## [What needs to be done]
Reproduce all of the data that follows, character for character.

## [Input records]
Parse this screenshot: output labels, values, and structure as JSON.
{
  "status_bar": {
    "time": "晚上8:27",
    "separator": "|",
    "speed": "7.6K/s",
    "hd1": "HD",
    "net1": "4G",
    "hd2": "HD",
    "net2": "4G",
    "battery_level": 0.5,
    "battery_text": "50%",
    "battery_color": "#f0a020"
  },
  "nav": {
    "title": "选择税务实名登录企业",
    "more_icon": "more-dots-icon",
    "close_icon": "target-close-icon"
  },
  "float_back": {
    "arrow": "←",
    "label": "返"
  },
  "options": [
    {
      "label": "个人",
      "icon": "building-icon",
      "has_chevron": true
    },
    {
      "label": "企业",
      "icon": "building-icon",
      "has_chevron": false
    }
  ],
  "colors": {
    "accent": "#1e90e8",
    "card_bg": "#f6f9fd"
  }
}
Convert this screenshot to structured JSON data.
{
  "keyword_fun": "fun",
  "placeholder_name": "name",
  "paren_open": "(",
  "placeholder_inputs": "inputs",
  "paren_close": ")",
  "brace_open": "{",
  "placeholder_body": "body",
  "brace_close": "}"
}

## [Written answer]
Parse this screenshot: output labels, values, and structure as JSON.
{
  "status_bar": {
    "time": "晚上8:27",
    "separator": "|",
    "speed": "7.6K/s",
    "hd1": "HD",
    "net1": "4G",
    "hd2": "HD",
    "net2": "4G",
    "battery_level": 0.5,
    "battery_text": "50%",
    "battery_color": "#f0a020"
  },
  "nav": {
    "title": "选择税务实名登录企业",
    "more_icon": "more-dots-icon",
    "close_icon": "target-close-icon"
  },
  "float_back": {
    "arrow": "←",
    "label": "返"
  },
  "options": [
    {
      "label": "个人",
      "icon": "building-icon",
      "has_chevron": true
    },
    {
      "label": "企业",
      "icon": "building-icon",
      "has_chevron": false
    }
  ],
  "colors": {
    "accent": "#1e90e8",
    "card_bg": "#f6f9fd"
  }
}
Convert this screenshot to structured JSON data.
{
  "keyword_fun": "fun",
  "placeholder_name": "name",
  "paren_open": "(",
  "placeholder_inputs": "inputs",
  "paren_close": ")",
  "brace_open": "{",
  "placeholder_body": "body",
  "brace_close": "}"
}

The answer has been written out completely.